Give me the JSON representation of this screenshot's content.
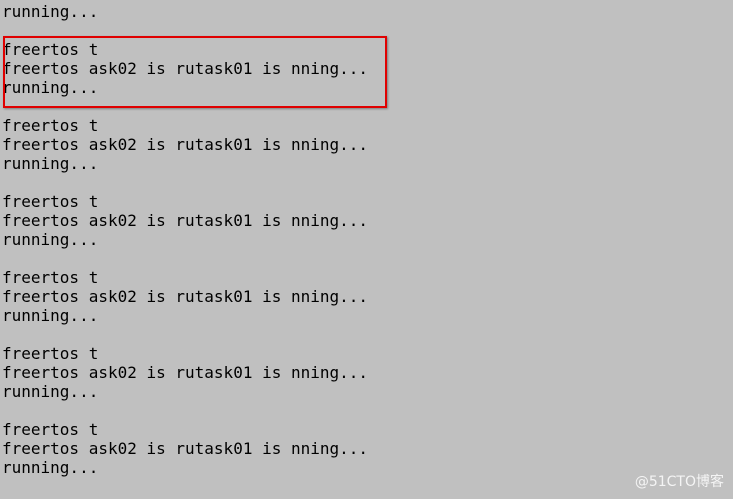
{
  "console": {
    "lines": [
      "running...",
      "",
      "freertos t",
      "freertos ask02 is rutask01 is nning...",
      "running...",
      "",
      "freertos t",
      "freertos ask02 is rutask01 is nning...",
      "running...",
      "",
      "freertos t",
      "freertos ask02 is rutask01 is nning...",
      "running...",
      "",
      "freertos t",
      "freertos ask02 is rutask01 is nning...",
      "running...",
      "",
      "freertos t",
      "freertos ask02 is rutask01 is nning...",
      "running...",
      "",
      "freertos t",
      "freertos ask02 is rutask01 is nning...",
      "running..."
    ],
    "highlight_color": "#e00000",
    "background_color": "#c0c0c0"
  },
  "watermark": {
    "text": "@51CTO博客"
  }
}
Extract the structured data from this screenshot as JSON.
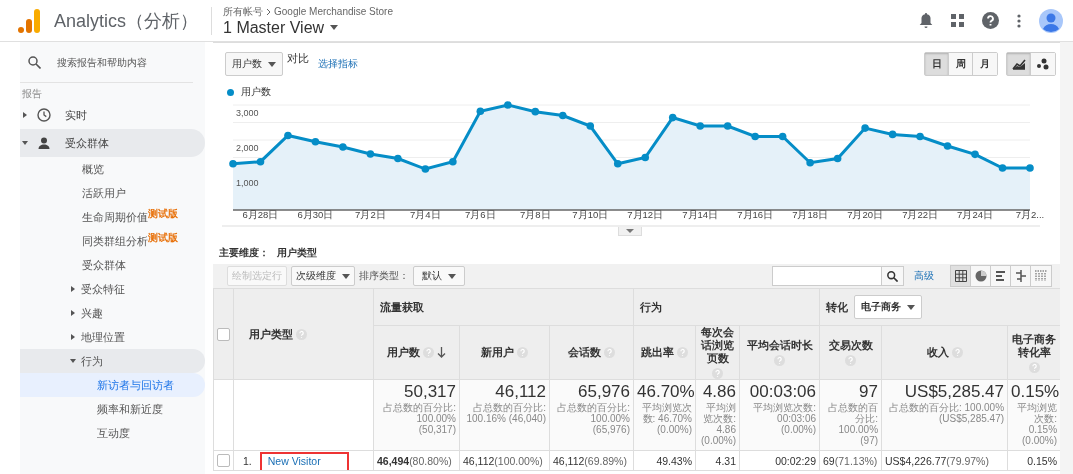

....

__YOUR GOAL__. Repeat the records above exactly, leaving out any pictures they contain.

__SOLUTION TO THE EXERCISE__.
Give me the JSON representation of this screenshot's content.
{
  "console": {
    "lines": [
      "running...",
      "",
      "freertos t",
      "freertos ask02 is rutask01 is nning...",
      "running...",
      "",
      "freertos t",
      "freertos ask02 is rutask01 is nning...",
      "running...",
      "",
      "freertos t",
      "freertos ask02 is rutask01 is nning...",
      "running...",
      "",
      "freertos t",
      "freertos ask02 is rutask01 is nning...",
      "running...",
      "",
      "freertos t",
      "freertos ask02 is rutask01 is nning...",
      "running...",
      "",
      "freertos t",
      "freertos ask02 is rutask01 is nning...",
      "running..."
    ],
    "highlight_color": "#e00000",
    "background_color": "#c0c0c0"
  },
  "watermark": {
    "text": "@51CTO博客"
  }
}
Extract the structured data from this screenshot as JSON.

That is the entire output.